-------- Exercise inputs
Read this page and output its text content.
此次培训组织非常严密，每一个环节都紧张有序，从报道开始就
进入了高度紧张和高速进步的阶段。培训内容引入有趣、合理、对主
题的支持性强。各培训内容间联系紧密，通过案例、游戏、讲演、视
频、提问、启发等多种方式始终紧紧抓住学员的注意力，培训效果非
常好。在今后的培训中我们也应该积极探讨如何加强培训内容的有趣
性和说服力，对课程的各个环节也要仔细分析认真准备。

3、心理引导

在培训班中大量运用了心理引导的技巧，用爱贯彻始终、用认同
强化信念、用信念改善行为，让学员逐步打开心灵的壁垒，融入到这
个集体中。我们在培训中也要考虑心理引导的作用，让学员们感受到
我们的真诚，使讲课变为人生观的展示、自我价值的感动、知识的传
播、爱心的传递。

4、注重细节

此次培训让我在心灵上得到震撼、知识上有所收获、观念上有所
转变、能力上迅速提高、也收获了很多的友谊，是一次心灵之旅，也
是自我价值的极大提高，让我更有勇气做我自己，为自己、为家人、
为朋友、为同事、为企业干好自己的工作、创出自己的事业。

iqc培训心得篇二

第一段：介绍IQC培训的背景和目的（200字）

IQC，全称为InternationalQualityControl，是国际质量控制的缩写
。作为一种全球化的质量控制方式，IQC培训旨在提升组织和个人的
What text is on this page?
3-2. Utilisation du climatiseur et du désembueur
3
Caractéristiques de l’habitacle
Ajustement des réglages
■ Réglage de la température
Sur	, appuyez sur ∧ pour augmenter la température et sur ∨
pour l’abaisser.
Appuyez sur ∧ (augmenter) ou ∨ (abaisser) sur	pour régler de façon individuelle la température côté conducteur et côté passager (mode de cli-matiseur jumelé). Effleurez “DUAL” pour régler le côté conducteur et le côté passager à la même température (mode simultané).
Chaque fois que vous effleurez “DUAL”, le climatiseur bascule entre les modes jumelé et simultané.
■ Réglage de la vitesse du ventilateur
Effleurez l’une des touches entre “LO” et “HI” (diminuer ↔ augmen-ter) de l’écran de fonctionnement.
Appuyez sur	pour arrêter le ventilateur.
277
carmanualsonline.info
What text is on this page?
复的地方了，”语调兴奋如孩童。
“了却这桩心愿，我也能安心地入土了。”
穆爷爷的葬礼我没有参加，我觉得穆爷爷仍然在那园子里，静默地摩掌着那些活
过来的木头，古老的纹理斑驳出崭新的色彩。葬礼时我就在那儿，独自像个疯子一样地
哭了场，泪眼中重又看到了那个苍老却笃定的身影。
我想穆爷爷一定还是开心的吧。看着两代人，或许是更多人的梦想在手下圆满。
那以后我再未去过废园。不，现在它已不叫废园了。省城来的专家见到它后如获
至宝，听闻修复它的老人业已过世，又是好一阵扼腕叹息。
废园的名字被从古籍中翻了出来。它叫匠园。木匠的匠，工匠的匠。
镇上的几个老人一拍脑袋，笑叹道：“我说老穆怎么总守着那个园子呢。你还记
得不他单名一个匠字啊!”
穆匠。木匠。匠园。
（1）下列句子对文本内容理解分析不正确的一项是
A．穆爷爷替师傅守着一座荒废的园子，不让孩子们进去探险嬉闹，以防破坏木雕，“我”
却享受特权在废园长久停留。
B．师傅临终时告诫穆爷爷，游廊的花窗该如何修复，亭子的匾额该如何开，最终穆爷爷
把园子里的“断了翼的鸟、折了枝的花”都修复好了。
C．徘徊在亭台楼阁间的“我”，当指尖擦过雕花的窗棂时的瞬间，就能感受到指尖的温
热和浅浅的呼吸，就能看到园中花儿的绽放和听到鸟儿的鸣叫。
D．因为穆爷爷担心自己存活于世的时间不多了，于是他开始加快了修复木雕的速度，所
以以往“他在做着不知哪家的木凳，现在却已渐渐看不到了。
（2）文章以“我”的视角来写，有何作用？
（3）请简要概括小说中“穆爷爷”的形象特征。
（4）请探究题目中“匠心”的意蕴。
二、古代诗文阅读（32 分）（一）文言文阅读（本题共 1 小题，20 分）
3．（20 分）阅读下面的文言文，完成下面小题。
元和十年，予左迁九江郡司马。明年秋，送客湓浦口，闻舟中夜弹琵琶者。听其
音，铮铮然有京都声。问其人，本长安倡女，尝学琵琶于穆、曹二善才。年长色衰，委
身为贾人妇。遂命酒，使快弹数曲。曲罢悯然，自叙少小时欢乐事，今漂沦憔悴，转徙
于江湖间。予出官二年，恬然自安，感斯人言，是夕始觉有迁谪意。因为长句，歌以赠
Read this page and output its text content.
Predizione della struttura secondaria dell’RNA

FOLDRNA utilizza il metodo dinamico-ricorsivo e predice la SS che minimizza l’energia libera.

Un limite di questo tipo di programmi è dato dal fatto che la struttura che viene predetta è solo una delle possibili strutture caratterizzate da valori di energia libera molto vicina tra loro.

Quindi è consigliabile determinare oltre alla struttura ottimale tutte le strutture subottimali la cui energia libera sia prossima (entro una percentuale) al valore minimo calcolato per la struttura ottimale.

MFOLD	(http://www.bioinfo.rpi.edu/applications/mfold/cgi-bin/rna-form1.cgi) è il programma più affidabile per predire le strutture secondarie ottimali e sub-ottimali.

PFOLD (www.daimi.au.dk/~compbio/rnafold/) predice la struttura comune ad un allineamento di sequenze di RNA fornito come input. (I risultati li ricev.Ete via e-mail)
----------------
**Short problem:** Write the listing out again, exactly as shown above.

**Result below:**
Read this page and output its text content.
此次培训组织非常严密，每一个环节都紧张有序，从报道开始就
进入了高度紧张和高速进步的阶段。培训内容引入有趣、合理、对主
题的支持性强。各培训内容间联系紧密，通过案例、游戏、讲演、视
频、提问、启发等多种方式始终紧紧抓住学员的注意力，培训效果非
常好。在今后的培训中我们也应该积极探讨如何加强培训内容的有趣
性和说服力，对课程的各个环节也要仔细分析认真准备。

3、心理引导

在培训班中大量运用了心理引导的技巧，用爱贯彻始终、用认同
强化信念、用信念改善行为，让学员逐步打开心灵的壁垒，融入到这
个集体中。我们在培训中也要考虑心理引导的作用，让学员们感受到
我们的真诚，使讲课变为人生观的展示、自我价值的感动、知识的传
播、爱心的传递。

4、注重细节

此次培训让我在心灵上得到震撼、知识上有所收获、观念上有所
转变、能力上迅速提高、也收获了很多的友谊，是一次心灵之旅，也
是自我价值的极大提高，让我更有勇气做我自己，为自己、为家人、
为朋友、为同事、为企业干好自己的工作、创出自己的事业。

iqc培训心得篇二

第一段：介绍IQC培训的背景和目的（200字）

IQC，全称为InternationalQualityControl，是国际质量控制的缩写
。作为一种全球化的质量控制方式，IQC培训旨在提升组织和个人的
What text is on this page?
3-2. Utilisation du climatiseur et du désembueur
3
Caractéristiques de l’habitacle
Ajustement des réglages
■ Réglage de la température
Sur	, appuyez sur ∧ pour augmenter la température et sur ∨
pour l’abaisser.
Appuyez sur ∧ (augmenter) ou ∨ (abaisser) sur	pour régler de façon individuelle la température côté conducteur et côté passager (mode de cli-matiseur jumelé). Effleurez “DUAL” pour régler le côté conducteur et le côté passager à la même température (mode simultané).
Chaque fois que vous effleurez “DUAL”, le climatiseur bascule entre les modes jumelé et simultané.
■ Réglage de la vitesse du ventilateur
Effleurez l’une des touches entre “LO” et “HI” (diminuer ↔ augmen-ter) de l’écran de fonctionnement.
Appuyez sur	pour arrêter le ventilateur.
277
carmanualsonline.info
What text is on this page?
复的地方了，”语调兴奋如孩童。
“了却这桩心愿，我也能安心地入土了。”
穆爷爷的葬礼我没有参加，我觉得穆爷爷仍然在那园子里，静默地摩掌着那些活
过来的木头，古老的纹理斑驳出崭新的色彩。葬礼时我就在那儿，独自像个疯子一样地
哭了场，泪眼中重又看到了那个苍老却笃定的身影。
我想穆爷爷一定还是开心的吧。看着两代人，或许是更多人的梦想在手下圆满。
那以后我再未去过废园。不，现在它已不叫废园了。省城来的专家见到它后如获
至宝，听闻修复它的老人业已过世，又是好一阵扼腕叹息。
废园的名字被从古籍中翻了出来。它叫匠园。木匠的匠，工匠的匠。
镇上的几个老人一拍脑袋，笑叹道：“我说老穆怎么总守着那个园子呢。你还记
得不他单名一个匠字啊!”
穆匠。木匠。匠园。
（1）下列句子对文本内容理解分析不正确的一项是
A．穆爷爷替师傅守着一座荒废的园子，不让孩子们进去探险嬉闹，以防破坏木雕，“我”
却享受特权在废园长久停留。
B．师傅临终时告诫穆爷爷，游廊的花窗该如何修复，亭子的匾额该如何开，最终穆爷爷
把园子里的“断了翼的鸟、折了枝的花”都修复好了。
C．徘徊在亭台楼阁间的“我”，当指尖擦过雕花的窗棂时的瞬间，就能感受到指尖的温
热和浅浅的呼吸，就能看到园中花儿的绽放和听到鸟儿的鸣叫。
D．因为穆爷爷担心自己存活于世的时间不多了，于是他开始加快了修复木雕的速度，所
以以往“他在做着不知哪家的木凳，现在却已渐渐看不到了。
（2）文章以“我”的视角来写，有何作用？
（3）请简要概括小说中“穆爷爷”的形象特征。
（4）请探究题目中“匠心”的意蕴。
二、古代诗文阅读（32 分）（一）文言文阅读（本题共 1 小题，20 分）
3．（20 分）阅读下面的文言文，完成下面小题。
元和十年，予左迁九江郡司马。明年秋，送客湓浦口，闻舟中夜弹琵琶者。听其
音，铮铮然有京都声。问其人，本长安倡女，尝学琵琶于穆、曹二善才。年长色衰，委
身为贾人妇。遂命酒，使快弹数曲。曲罢悯然，自叙少小时欢乐事，今漂沦憔悴，转徙
于江湖间。予出官二年，恬然自安，感斯人言，是夕始觉有迁谪意。因为长句，歌以赠
Read this page and output its text content.
Predizione della struttura secondaria dell’RNA

FOLDRNA utilizza il metodo dinamico-ricorsivo e predice la SS che minimizza l’energia libera.

Un limite di questo tipo di programmi è dato dal fatto che la struttura che viene predetta è solo una delle possibili strutture caratterizzate da valori di energia libera molto vicina tra loro.

Quindi è consigliabile determinare oltre alla struttura ottimale tutte le strutture subottimali la cui energia libera sia prossima (entro una percentuale) al valore minimo calcolato per la struttura ottimale.

MFOLD	(http://www.bioinfo.rpi.edu/applications/mfold/cgi-bin/rna-form1.cgi) è il programma più affidabile per predire le strutture secondarie ottimali e sub-ottimali.

PFOLD (www.daimi.au.dk/~compbio/rnafold/) predice la struttura comune ad un allineamento di sequenze di RNA fornito come input. (I risultati li ricev.Ete via e-mail)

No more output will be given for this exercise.